THE EXERCISE. Quote all of the data that follows exactly as written, skipping the images.

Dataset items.
+++++
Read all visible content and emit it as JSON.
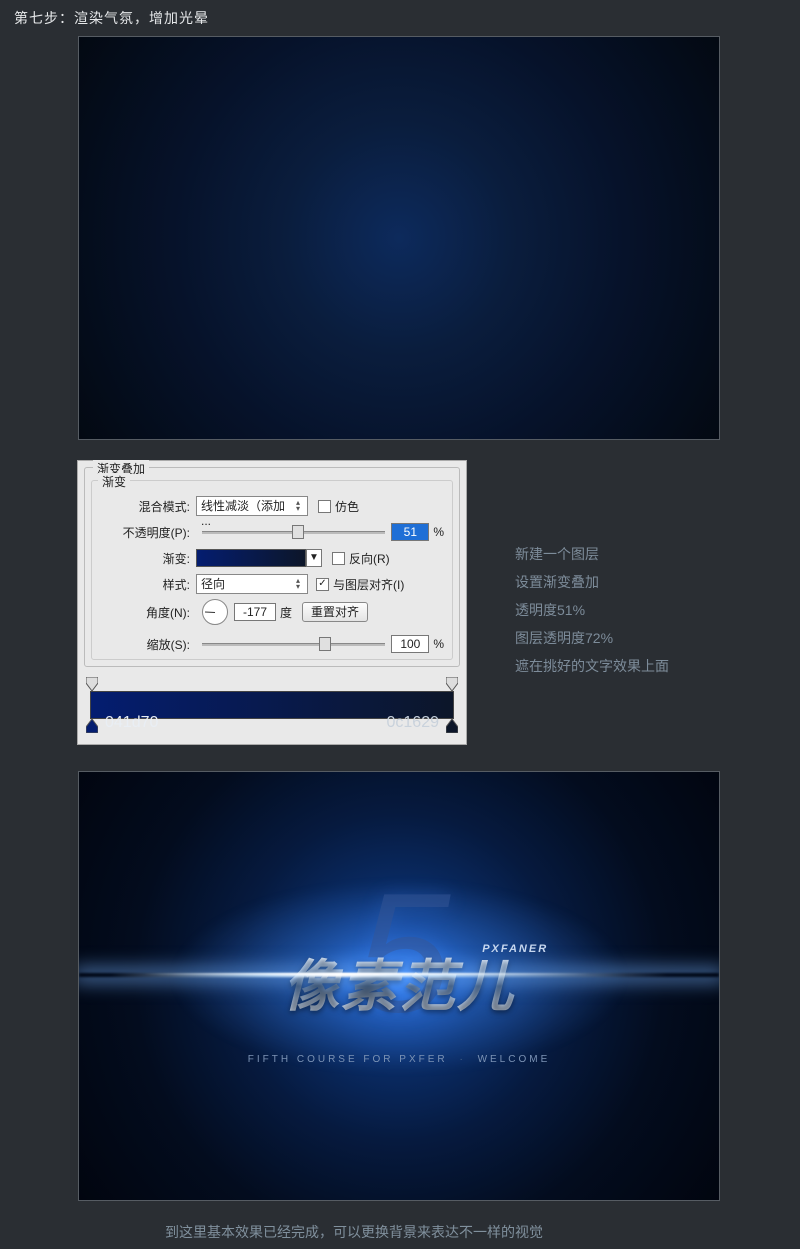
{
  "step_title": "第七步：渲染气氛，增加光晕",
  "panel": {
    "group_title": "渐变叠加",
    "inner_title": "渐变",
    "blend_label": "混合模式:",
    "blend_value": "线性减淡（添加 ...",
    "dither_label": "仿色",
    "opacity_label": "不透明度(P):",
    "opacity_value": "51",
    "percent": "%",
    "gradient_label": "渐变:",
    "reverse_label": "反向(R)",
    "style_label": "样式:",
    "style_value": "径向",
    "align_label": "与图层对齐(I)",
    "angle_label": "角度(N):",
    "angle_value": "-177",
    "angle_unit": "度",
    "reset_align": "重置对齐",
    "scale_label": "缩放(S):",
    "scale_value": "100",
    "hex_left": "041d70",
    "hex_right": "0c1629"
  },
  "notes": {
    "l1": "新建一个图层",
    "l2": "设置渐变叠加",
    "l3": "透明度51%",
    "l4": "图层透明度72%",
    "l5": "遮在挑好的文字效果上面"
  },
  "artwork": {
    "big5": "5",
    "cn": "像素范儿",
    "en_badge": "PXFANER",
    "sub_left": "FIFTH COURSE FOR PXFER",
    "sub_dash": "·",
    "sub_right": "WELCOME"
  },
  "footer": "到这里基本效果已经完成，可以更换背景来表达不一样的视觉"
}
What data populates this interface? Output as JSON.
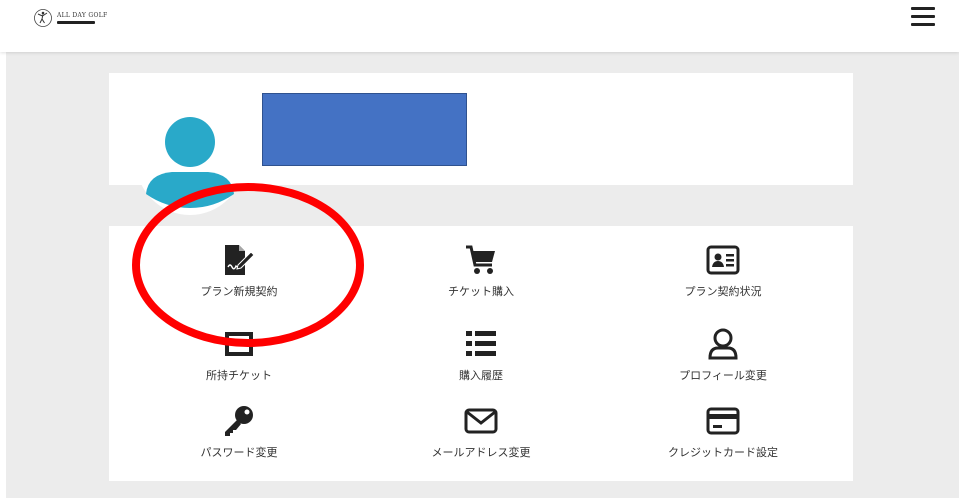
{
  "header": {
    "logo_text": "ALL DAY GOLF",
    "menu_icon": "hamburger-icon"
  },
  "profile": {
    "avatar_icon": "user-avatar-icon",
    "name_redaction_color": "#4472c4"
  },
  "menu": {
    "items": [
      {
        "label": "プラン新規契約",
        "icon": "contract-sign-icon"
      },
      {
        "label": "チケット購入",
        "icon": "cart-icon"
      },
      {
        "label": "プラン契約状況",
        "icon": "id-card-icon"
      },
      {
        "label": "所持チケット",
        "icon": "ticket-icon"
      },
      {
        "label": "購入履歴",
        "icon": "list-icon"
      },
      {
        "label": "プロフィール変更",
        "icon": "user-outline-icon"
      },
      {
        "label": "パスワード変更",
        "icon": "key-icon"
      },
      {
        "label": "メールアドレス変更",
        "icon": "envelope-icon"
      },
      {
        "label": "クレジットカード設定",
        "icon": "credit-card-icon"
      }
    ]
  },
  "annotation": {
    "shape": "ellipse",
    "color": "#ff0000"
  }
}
+++++
ANSWER BELOW.
Read all visible content and emit it as JSON.
{
  "step_title": "第七步：渲染气氛，增加光晕",
  "panel": {
    "group_title": "渐变叠加",
    "inner_title": "渐变",
    "blend_label": "混合模式:",
    "blend_value": "线性减淡（添加 ...",
    "dither_label": "仿色",
    "opacity_label": "不透明度(P):",
    "opacity_value": "51",
    "percent": "%",
    "gradient_label": "渐变:",
    "reverse_label": "反向(R)",
    "style_label": "样式:",
    "style_value": "径向",
    "align_label": "与图层对齐(I)",
    "angle_label": "角度(N):",
    "angle_value": "-177",
    "angle_unit": "度",
    "reset_align": "重置对齐",
    "scale_label": "缩放(S):",
    "scale_value": "100",
    "hex_left": "041d70",
    "hex_right": "0c1629"
  },
  "notes": {
    "l1": "新建一个图层",
    "l2": "设置渐变叠加",
    "l3": "透明度51%",
    "l4": "图层透明度72%",
    "l5": "遮在挑好的文字效果上面"
  },
  "artwork": {
    "big5": "5",
    "cn": "像素范儿",
    "en_badge": "PXFANER",
    "sub_left": "FIFTH COURSE FOR PXFER",
    "sub_dash": "·",
    "sub_right": "WELCOME"
  },
  "footer": "到这里基本效果已经完成，可以更换背景来表达不一样的视觉"
}
What data populates this interface? Output as JSON.
{
  "header": {
    "logo_text": "ALL DAY GOLF",
    "menu_icon": "hamburger-icon"
  },
  "profile": {
    "avatar_icon": "user-avatar-icon",
    "name_redaction_color": "#4472c4"
  },
  "menu": {
    "items": [
      {
        "label": "プラン新規契約",
        "icon": "contract-sign-icon"
      },
      {
        "label": "チケット購入",
        "icon": "cart-icon"
      },
      {
        "label": "プラン契約状況",
        "icon": "id-card-icon"
      },
      {
        "label": "所持チケット",
        "icon": "ticket-icon"
      },
      {
        "label": "購入履歴",
        "icon": "list-icon"
      },
      {
        "label": "プロフィール変更",
        "icon": "user-outline-icon"
      },
      {
        "label": "パスワード変更",
        "icon": "key-icon"
      },
      {
        "label": "メールアドレス変更",
        "icon": "envelope-icon"
      },
      {
        "label": "クレジットカード設定",
        "icon": "credit-card-icon"
      }
    ]
  },
  "annotation": {
    "shape": "ellipse",
    "color": "#ff0000"
  }
}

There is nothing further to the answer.